Excerpts from a figure dataset:
★ ★ ★ ★ ★ ★ ★
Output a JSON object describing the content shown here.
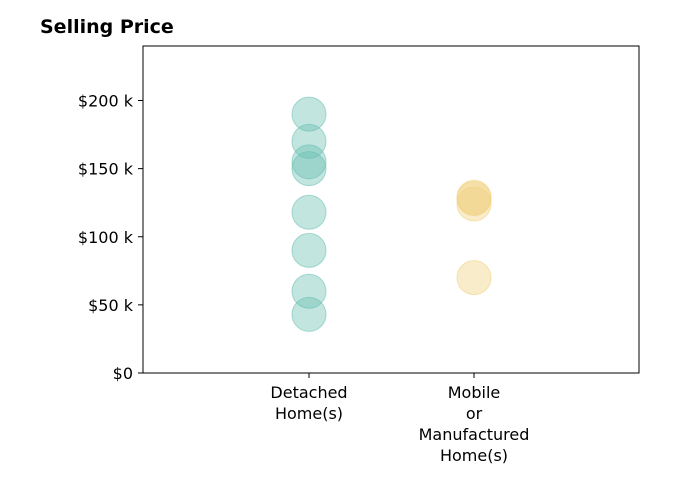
{
  "chart_data": {
    "type": "scatter",
    "title": "Selling Price",
    "xlabel": "",
    "ylabel": "",
    "categories": [
      [
        "Detached",
        "Home(s)"
      ],
      [
        "Mobile",
        "or",
        "Manufactured",
        "Home(s)"
      ]
    ],
    "ylim": [
      0,
      240000
    ],
    "yticks": [
      {
        "value": 0,
        "label": "$0"
      },
      {
        "value": 50000,
        "label": "$50 k"
      },
      {
        "value": 100000,
        "label": "$100 k"
      },
      {
        "value": 150000,
        "label": "$150 k"
      },
      {
        "value": 200000,
        "label": "$200 k"
      }
    ],
    "grid": false,
    "legend": "none",
    "series": [
      {
        "category_index": 0,
        "color": "#66bdb0",
        "values": [
          190000,
          170000,
          155000,
          150000,
          118000,
          90000,
          60000,
          43000
        ]
      },
      {
        "category_index": 1,
        "color": "#f0cf7a",
        "values": [
          129000,
          128000,
          124000,
          70000
        ]
      }
    ]
  }
}
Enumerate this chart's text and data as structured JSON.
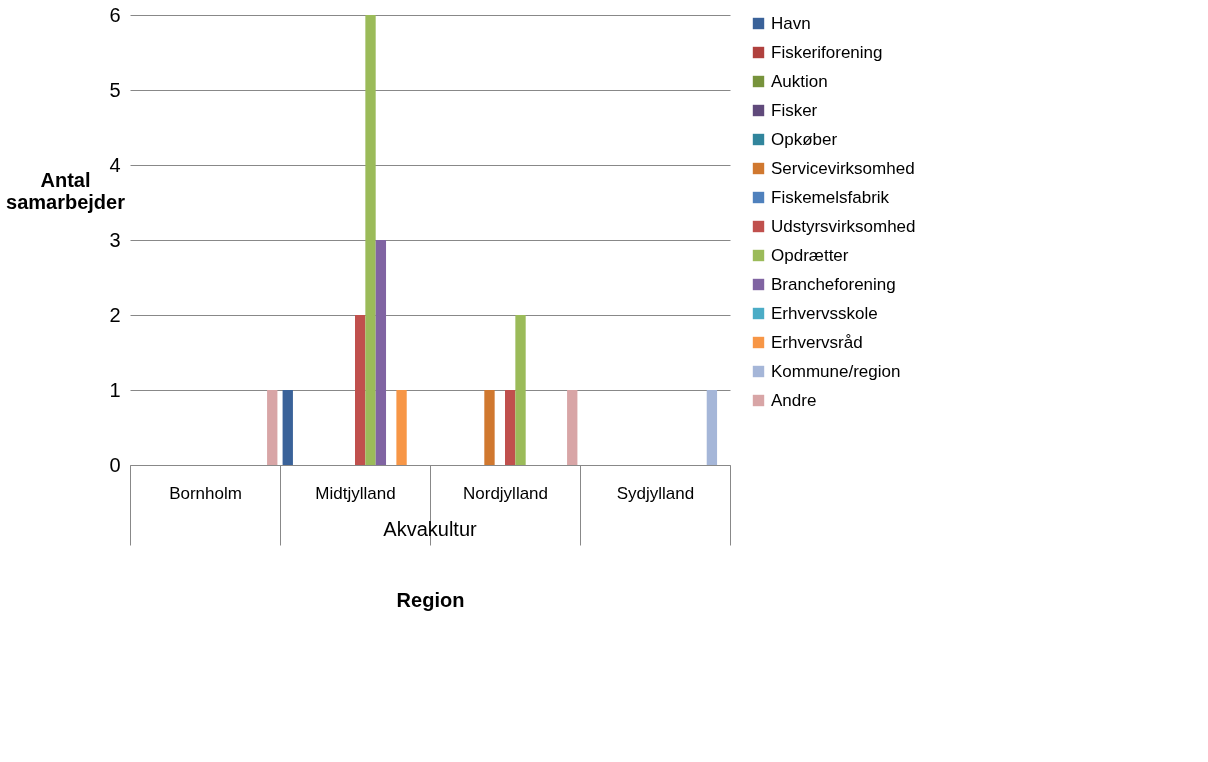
{
  "chart_data": {
    "type": "bar",
    "xlabel": "Region",
    "ylabel": "Antal samarbejder",
    "categories": [
      "Bornholm",
      "Midtjylland",
      "Nordjylland",
      "Sydjylland"
    ],
    "annotations": [
      "Akvakultur"
    ],
    "series": [
      {
        "name": "Havn",
        "color": "#3a6299",
        "values": [
          0,
          1,
          0,
          0
        ]
      },
      {
        "name": "Fiskeriforening",
        "color": "#b0413e",
        "values": [
          0,
          0,
          0,
          0
        ]
      },
      {
        "name": "Auktion",
        "color": "#77933c",
        "values": [
          0,
          0,
          0,
          0
        ]
      },
      {
        "name": "Fisker",
        "color": "#604a7b",
        "values": [
          0,
          0,
          0,
          0
        ]
      },
      {
        "name": "Opkøber",
        "color": "#31859c",
        "values": [
          0,
          0,
          0,
          0
        ]
      },
      {
        "name": "Servicevirksomhed",
        "color": "#d0782f",
        "values": [
          0,
          0,
          1,
          0
        ]
      },
      {
        "name": "Fiskemelsfabrik",
        "color": "#4f81bd",
        "values": [
          0,
          0,
          0,
          0
        ]
      },
      {
        "name": "Udstyrsvirksomhed",
        "color": "#c0504d",
        "values": [
          0,
          2,
          1,
          0
        ]
      },
      {
        "name": "Opdrætter",
        "color": "#9bbb59",
        "values": [
          0,
          6,
          2,
          0
        ]
      },
      {
        "name": "Brancheforening",
        "color": "#8064a2",
        "values": [
          0,
          3,
          0,
          0
        ]
      },
      {
        "name": "Erhvervsskole",
        "color": "#4bacc6",
        "values": [
          0,
          0,
          0,
          0
        ]
      },
      {
        "name": "Erhvervsråd",
        "color": "#f79646",
        "values": [
          0,
          1,
          0,
          0
        ]
      },
      {
        "name": "Kommune/region",
        "color": "#a5b6d8",
        "values": [
          0,
          0,
          0,
          1
        ]
      },
      {
        "name": "Andre",
        "color": "#d8a5a6",
        "values": [
          1,
          0,
          1,
          0
        ]
      }
    ],
    "ylim": [
      0,
      6
    ],
    "yticks": [
      0,
      1,
      2,
      3,
      4,
      5,
      6
    ],
    "grid": "y",
    "legend": "right"
  }
}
★ ★ ★ ★ ★ ★ ★
Give all the lines above again, character for character, without pictures.

Output a JSON object describing the content shown here.
{
  "chart_data": {
    "type": "scatter",
    "title": "Selling Price",
    "xlabel": "",
    "ylabel": "",
    "categories": [
      [
        "Detached",
        "Home(s)"
      ],
      [
        "Mobile",
        "or",
        "Manufactured",
        "Home(s)"
      ]
    ],
    "ylim": [
      0,
      240000
    ],
    "yticks": [
      {
        "value": 0,
        "label": "$0"
      },
      {
        "value": 50000,
        "label": "$50 k"
      },
      {
        "value": 100000,
        "label": "$100 k"
      },
      {
        "value": 150000,
        "label": "$150 k"
      },
      {
        "value": 200000,
        "label": "$200 k"
      }
    ],
    "grid": false,
    "legend": "none",
    "series": [
      {
        "category_index": 0,
        "color": "#66bdb0",
        "values": [
          190000,
          170000,
          155000,
          150000,
          118000,
          90000,
          60000,
          43000
        ]
      },
      {
        "category_index": 1,
        "color": "#f0cf7a",
        "values": [
          129000,
          128000,
          124000,
          70000
        ]
      }
    ]
  }
}
Enumerate this chart's text and data as structured JSON.
{
  "chart_data": {
    "type": "bar",
    "xlabel": "Region",
    "ylabel": "Antal samarbejder",
    "categories": [
      "Bornholm",
      "Midtjylland",
      "Nordjylland",
      "Sydjylland"
    ],
    "annotations": [
      "Akvakultur"
    ],
    "series": [
      {
        "name": "Havn",
        "color": "#3a6299",
        "values": [
          0,
          1,
          0,
          0
        ]
      },
      {
        "name": "Fiskeriforening",
        "color": "#b0413e",
        "values": [
          0,
          0,
          0,
          0
        ]
      },
      {
        "name": "Auktion",
        "color": "#77933c",
        "values": [
          0,
          0,
          0,
          0
        ]
      },
      {
        "name": "Fisker",
        "color": "#604a7b",
        "values": [
          0,
          0,
          0,
          0
        ]
      },
      {
        "name": "Opkøber",
        "color": "#31859c",
        "values": [
          0,
          0,
          0,
          0
        ]
      },
      {
        "name": "Servicevirksomhed",
        "color": "#d0782f",
        "values": [
          0,
          0,
          1,
          0
        ]
      },
      {
        "name": "Fiskemelsfabrik",
        "color": "#4f81bd",
        "values": [
          0,
          0,
          0,
          0
        ]
      },
      {
        "name": "Udstyrsvirksomhed",
        "color": "#c0504d",
        "values": [
          0,
          2,
          1,
          0
        ]
      },
      {
        "name": "Opdrætter",
        "color": "#9bbb59",
        "values": [
          0,
          6,
          2,
          0
        ]
      },
      {
        "name": "Brancheforening",
        "color": "#8064a2",
        "values": [
          0,
          3,
          0,
          0
        ]
      },
      {
        "name": "Erhvervsskole",
        "color": "#4bacc6",
        "values": [
          0,
          0,
          0,
          0
        ]
      },
      {
        "name": "Erhvervsråd",
        "color": "#f79646",
        "values": [
          0,
          1,
          0,
          0
        ]
      },
      {
        "name": "Kommune/region",
        "color": "#a5b6d8",
        "values": [
          0,
          0,
          0,
          1
        ]
      },
      {
        "name": "Andre",
        "color": "#d8a5a6",
        "values": [
          1,
          0,
          1,
          0
        ]
      }
    ],
    "ylim": [
      0,
      6
    ],
    "yticks": [
      0,
      1,
      2,
      3,
      4,
      5,
      6
    ],
    "grid": "y",
    "legend": "right"
  }
}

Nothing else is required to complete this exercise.